TASK DETAILS:
Seek out every line containing the word "Model", and copy each.

::: INPUT FOR THIS TASK :::

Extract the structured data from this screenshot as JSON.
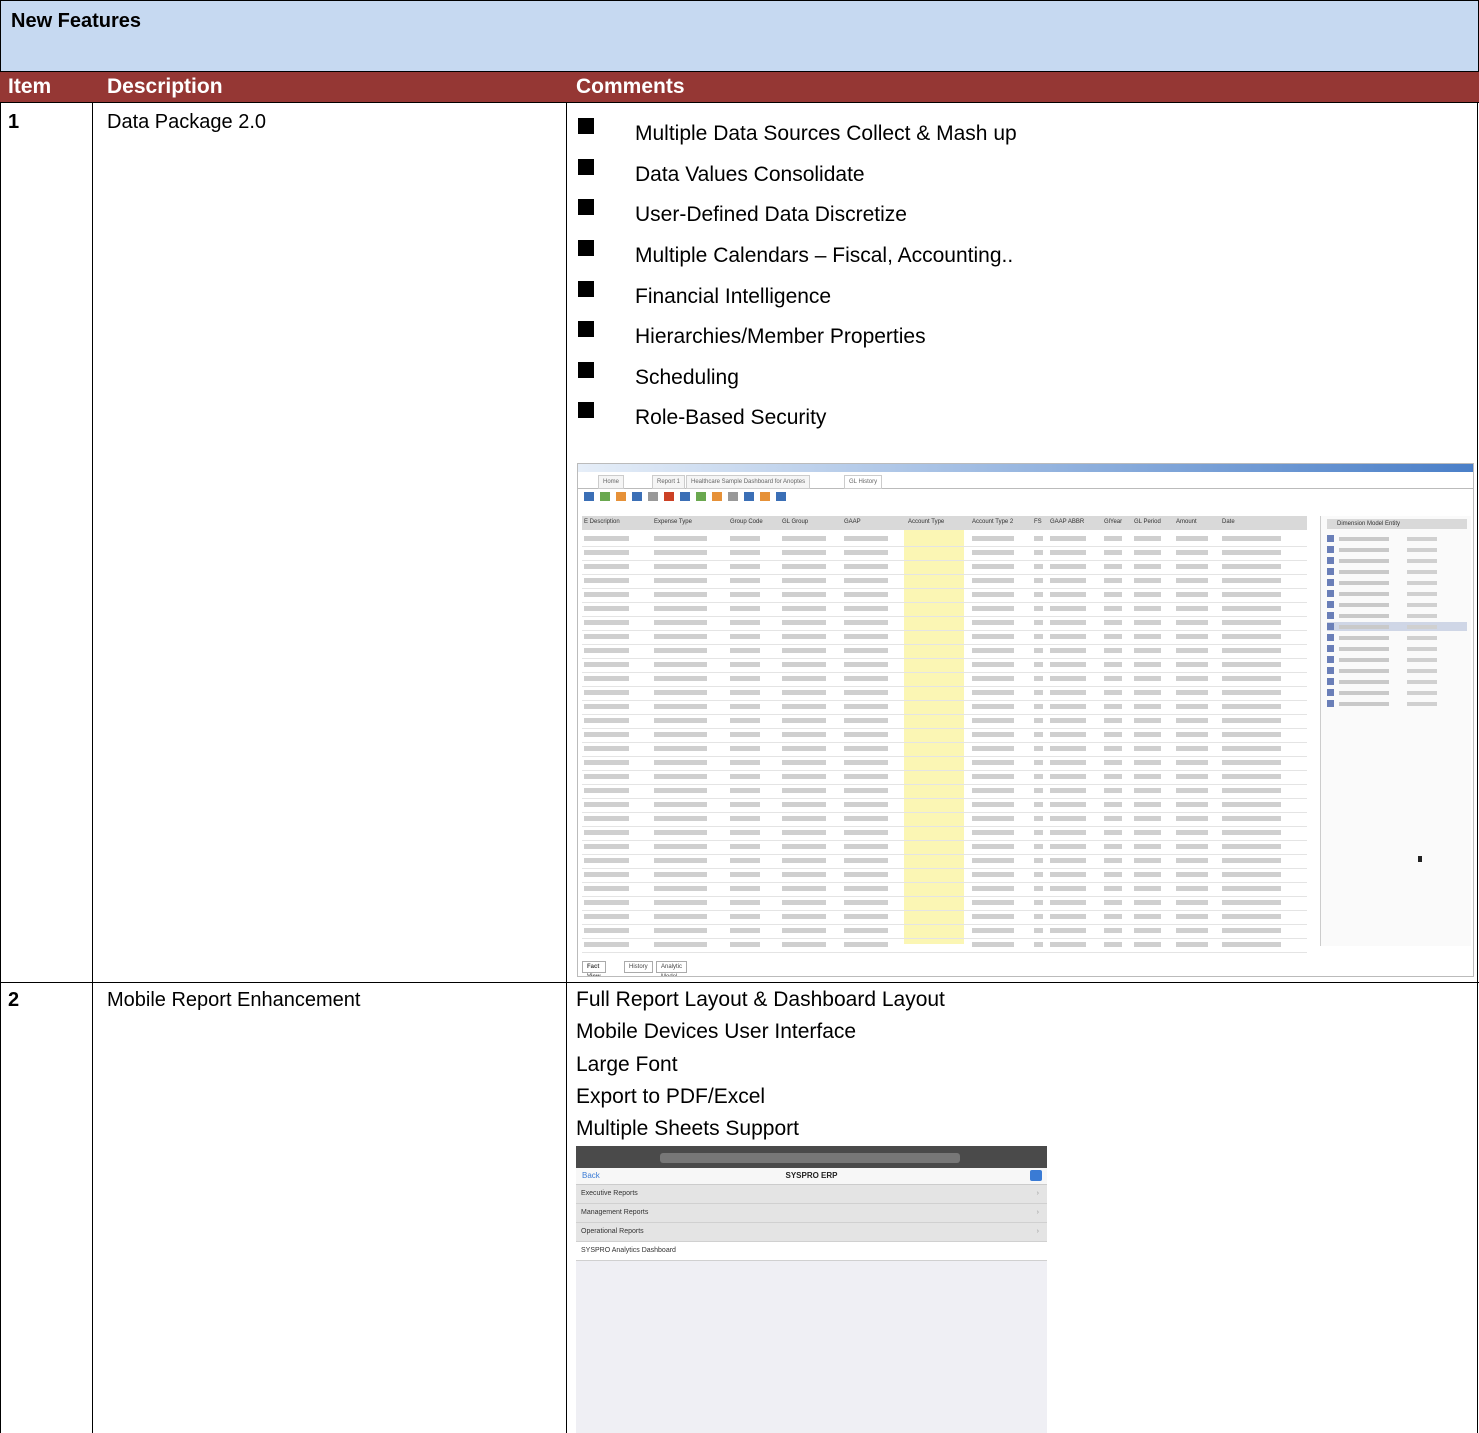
{
  "title": "New Features",
  "headers": {
    "item": "Item",
    "description": "Description",
    "comments": "Comments"
  },
  "rows": [
    {
      "item": "1",
      "description": "Data Package 2.0",
      "bullets": [
        "Multiple Data Sources Collect & Mash up",
        "Data Values Consolidate",
        "User-Defined Data Discretize",
        "Multiple Calendars – Fiscal, Accounting..",
        "Financial Intelligence",
        "Hierarchies/Member Properties",
        "Scheduling",
        "Role-Based Security"
      ]
    },
    {
      "item": "2",
      "description": "Mobile Report Enhancement",
      "lines": [
        "Full Report Layout & Dashboard Layout",
        "Mobile Devices User Interface",
        "Large Font",
        "Export to PDF/Excel",
        "Multiple Sheets Support"
      ]
    }
  ],
  "screenshot1": {
    "tabs": [
      "Home",
      "Report 1",
      "Healthcare Sample Dashboard for Anoptes",
      "GL History"
    ],
    "columns": [
      "E Description",
      "Expense Type",
      "Group Code",
      "GL Group",
      "GAAP",
      "Account Type",
      "Account Type 2",
      "FS",
      "GAAP ABBR",
      "GlYear",
      "GL Period",
      "Amount",
      "Date"
    ],
    "side_header": "Dimension Model Entity",
    "bottom_tabs": [
      "Fact View",
      "History",
      "Analytic Model"
    ]
  },
  "screenshot2": {
    "back": "Back",
    "title": "SYSPRO ERP",
    "items": [
      "Executive Reports",
      "Management Reports",
      "Operational Reports",
      "SYSPRO Analytics Dashboard"
    ]
  }
}
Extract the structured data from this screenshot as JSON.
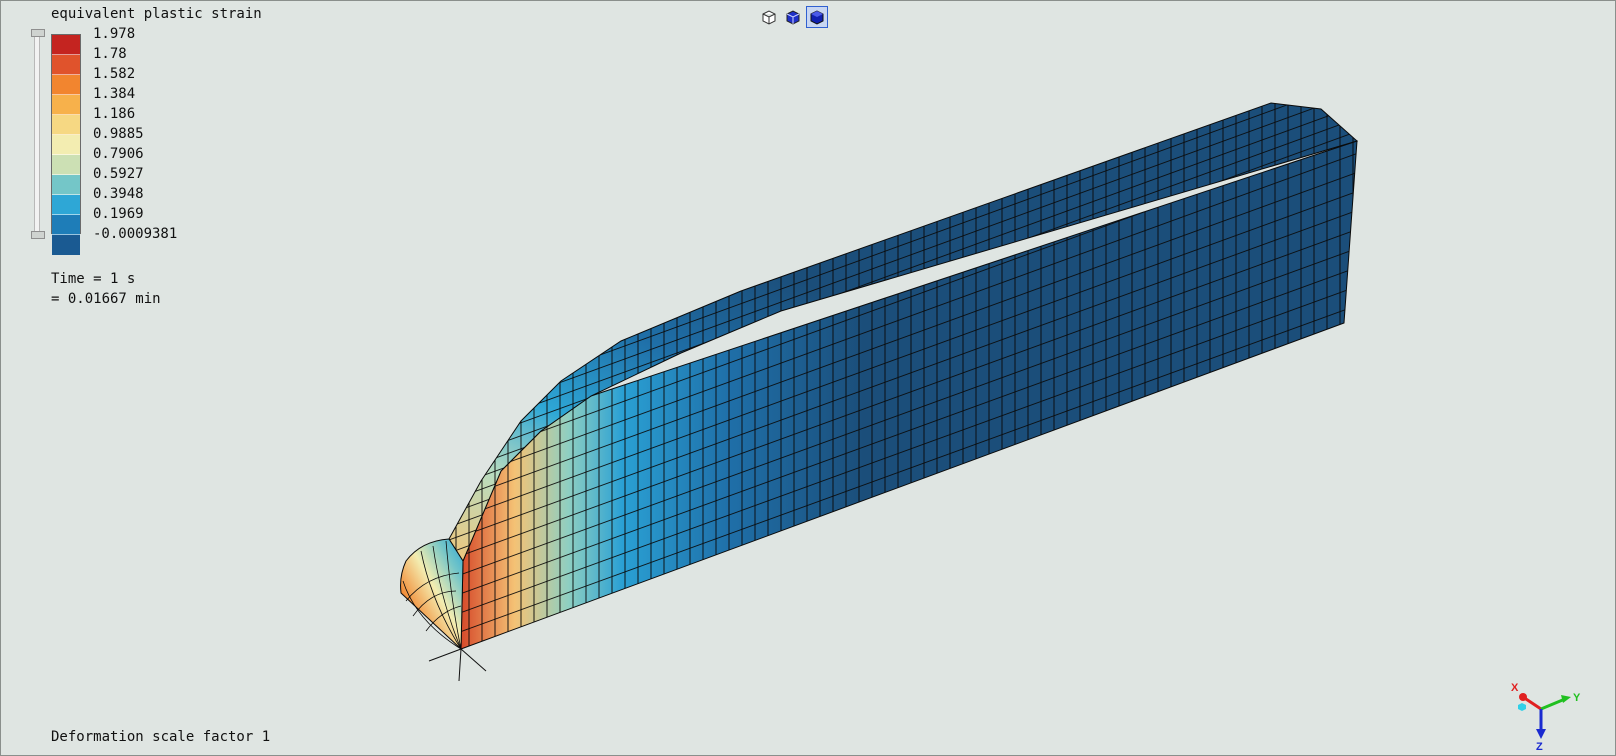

:::

ANSWER:
    "side_header": "Dimension Model Entity",
      "Analytic Model"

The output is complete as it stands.